EXERCISE PROMPT - Report each line of the data that includes the word "rooms".

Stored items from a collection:
::::
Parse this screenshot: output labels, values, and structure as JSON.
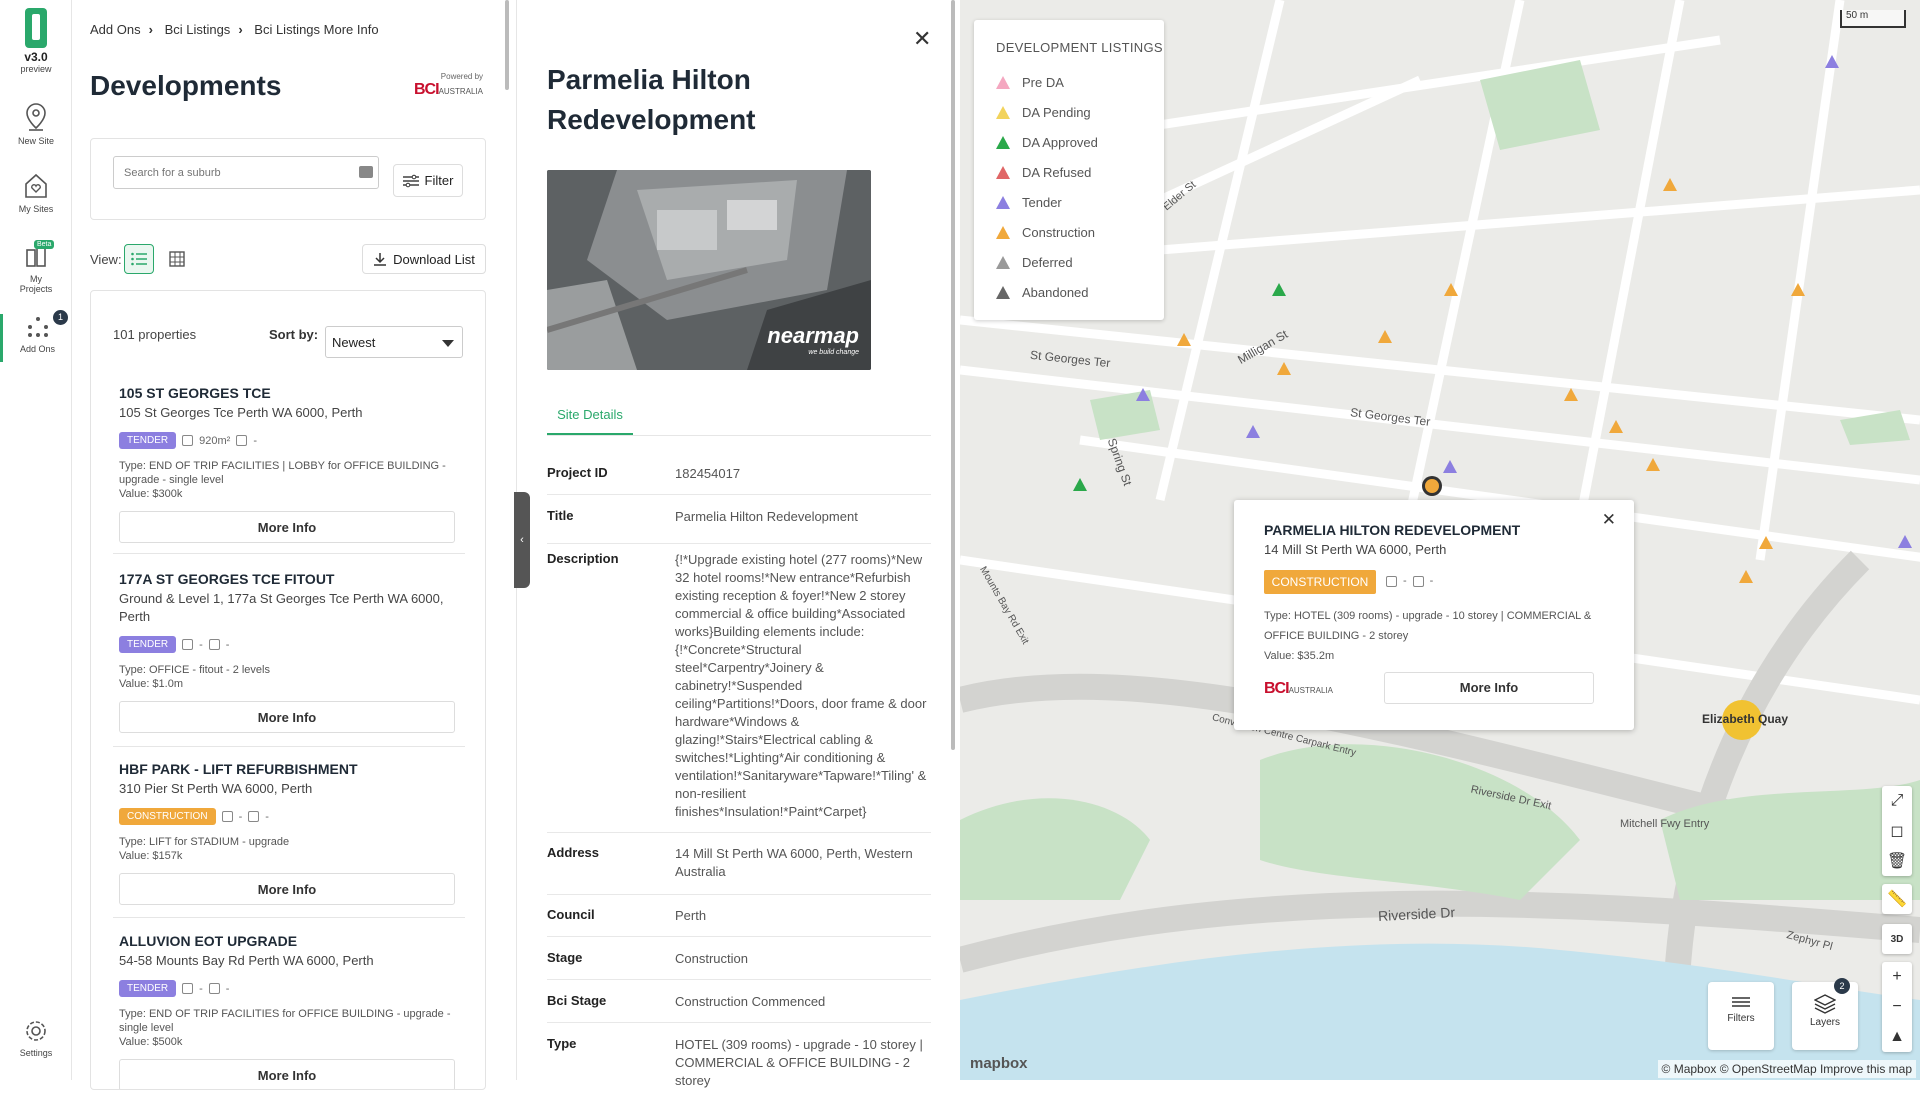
{
  "app": {
    "version": "v3.0",
    "version_sub": "preview"
  },
  "rail": {
    "new_site": "New Site",
    "my_sites": "My Sites",
    "my_projects_line1": "My",
    "my_projects_line2": "Projects",
    "beta": "Beta",
    "add_ons": "Add Ons",
    "add_ons_count": "1",
    "settings": "Settings"
  },
  "breadcrumb": [
    "Add Ons",
    "Bci Listings",
    "Bci Listings More Info"
  ],
  "panel": {
    "title": "Developments",
    "powered_by": "Powered by",
    "bci_logo": "BCI",
    "bci_logo_sub": "AUSTRALIA",
    "search_placeholder": "Search for a suburb",
    "filter_label": "Filter",
    "view_label": "View:",
    "download_label": "Download List",
    "count": "101 properties",
    "sort_label": "Sort by:",
    "sort_value": "Newest"
  },
  "listings": [
    {
      "title": "105 ST GEORGES TCE",
      "address": "105 St Georges Tce Perth WA 6000, Perth",
      "stage": "TENDER",
      "area": "920m²",
      "lots": "-",
      "type": "Type: END OF TRIP FACILITIES | LOBBY for OFFICE BUILDING - upgrade - single level",
      "value": "Value: $300k",
      "more": "More Info"
    },
    {
      "title": "177A ST GEORGES TCE FITOUT",
      "address": "Ground & Level 1, 177a St Georges Tce Perth WA 6000, Perth",
      "stage": "TENDER",
      "area": "-",
      "lots": "-",
      "type": "Type: OFFICE - fitout - 2 levels",
      "value": "Value: $1.0m",
      "more": "More Info"
    },
    {
      "title": "HBF PARK - LIFT REFURBISHMENT",
      "address": "310 Pier St Perth WA 6000, Perth",
      "stage": "CONSTRUCTION",
      "area": "-",
      "lots": "-",
      "type": "Type: LIFT for STADIUM - upgrade",
      "value": "Value: $157k",
      "more": "More Info"
    },
    {
      "title": "ALLUVION EOT UPGRADE",
      "address": "54-58 Mounts Bay Rd Perth WA 6000, Perth",
      "stage": "TENDER",
      "area": "-",
      "lots": "-",
      "type": "Type: END OF TRIP FACILITIES for OFFICE BUILDING - upgrade - single level",
      "value": "Value: $500k",
      "more": "More Info"
    }
  ],
  "detail": {
    "title": "Parmelia Hilton Redevelopment",
    "nearmap": "nearmap",
    "nearmap_sub": "we build change",
    "tab": "Site Details",
    "rows": [
      {
        "k": "Project ID",
        "v": "182454017"
      },
      {
        "k": "Title",
        "v": "Parmelia Hilton Redevelopment"
      },
      {
        "k": "Description",
        "v": "{!*Upgrade existing hotel (277 rooms)*New 32 hotel rooms!*New entrance*Refurbish existing reception & foyer!*New 2 storey commercial & office building*Associated works}Building elements include:{!*Concrete*Structural steel*Carpentry*Joinery & cabinetry!*Suspended ceiling*Partitions!*Doors, door frame & door hardware*Windows & glazing!*Stairs*Electrical cabling & switches!*Lighting*Air conditioning & ventilation!*Sanitaryware*Tapware!*Tiling' & non-resilient finishes*Insulation!*Paint*Carpet}"
      },
      {
        "k": "Address",
        "v": "14 Mill St Perth WA 6000, Perth, Western Australia"
      },
      {
        "k": "Council",
        "v": "Perth"
      },
      {
        "k": "Stage",
        "v": "Construction"
      },
      {
        "k": "Bci Stage",
        "v": "Construction Commenced"
      },
      {
        "k": "Type",
        "v": "HOTEL (309 rooms) - upgrade - 10 storey | COMMERCIAL & OFFICE BUILDING - 2 storey"
      }
    ]
  },
  "legend": {
    "title": "DEVELOPMENT LISTINGS",
    "items": [
      {
        "label": "Pre DA",
        "color": "#f4a7c0"
      },
      {
        "label": "DA Pending",
        "color": "#f2d35c"
      },
      {
        "label": "DA Approved",
        "color": "#2aa84a"
      },
      {
        "label": "DA Refused",
        "color": "#e06666"
      },
      {
        "label": "Tender",
        "color": "#8c7fe0"
      },
      {
        "label": "Construction",
        "color": "#f0a83b"
      },
      {
        "label": "Deferred",
        "color": "#999999"
      },
      {
        "label": "Abandoned",
        "color": "#666666"
      }
    ]
  },
  "popup": {
    "title": "PARMELIA HILTON REDEVELOPMENT",
    "address": "14 Mill St Perth WA 6000, Perth",
    "stage": "CONSTRUCTION",
    "area": "-",
    "lots": "-",
    "type": "Type: HOTEL (309 rooms) - upgrade - 10 storey | COMMERCIAL & OFFICE BUILDING - 2 storey",
    "value": "Value: $35.2m",
    "more": "More Info"
  },
  "map": {
    "scale": "50 m",
    "streets": [
      "St Georges Ter",
      "St Georges Ter",
      "Milligan St",
      "Spring St",
      "Riverside Dr",
      "Riverside Dr Exit",
      "Mitchell Fwy Entry",
      "Convention Centre Carpark Entry",
      "Elizabeth Quay",
      "Zephyr Pl",
      "Elder St",
      "Mounts Bay Rd Exit"
    ],
    "filters": "Filters",
    "layers": "Layers",
    "layers_count": "2",
    "ctl_3d": "3D",
    "attribution": "© Mapbox © OpenStreetMap Improve this map",
    "mapbox": "mapbox"
  },
  "colors": {
    "accent": "#2aa86b",
    "tender": "#8c7fe0",
    "construction": "#f0a83b",
    "bci_red": "#c8102e"
  }
}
::::
SOLUTION TO THE EXERCISE -
        "v": "{!*Upgrade existing hotel (277 rooms)*New 32 hotel rooms!*New entrance*Refurbish existing reception & foyer!*New 2 storey commercial & office building*Associated works}Building elements include:{!*Concrete*Structural steel*Carpentry*Joinery & cabinetry!*Suspended ceiling*Partitions!*Doors, door frame & door hardware*Windows & glazing!*Stairs*Electrical cabling & switches!*Lighting*Air conditioning & ventilation!*Sanitaryware*Tapware!*Tiling' & non-resilient finishes*Insulation!*Paint*Carpet}"
        "v": "HOTEL (309 rooms) - upgrade - 10 storey | COMMERCIAL & OFFICE BUILDING - 2 storey"
    "type": "Type: HOTEL (309 rooms) - upgrade - 10 storey | COMMERCIAL & OFFICE BUILDING - 2 storey",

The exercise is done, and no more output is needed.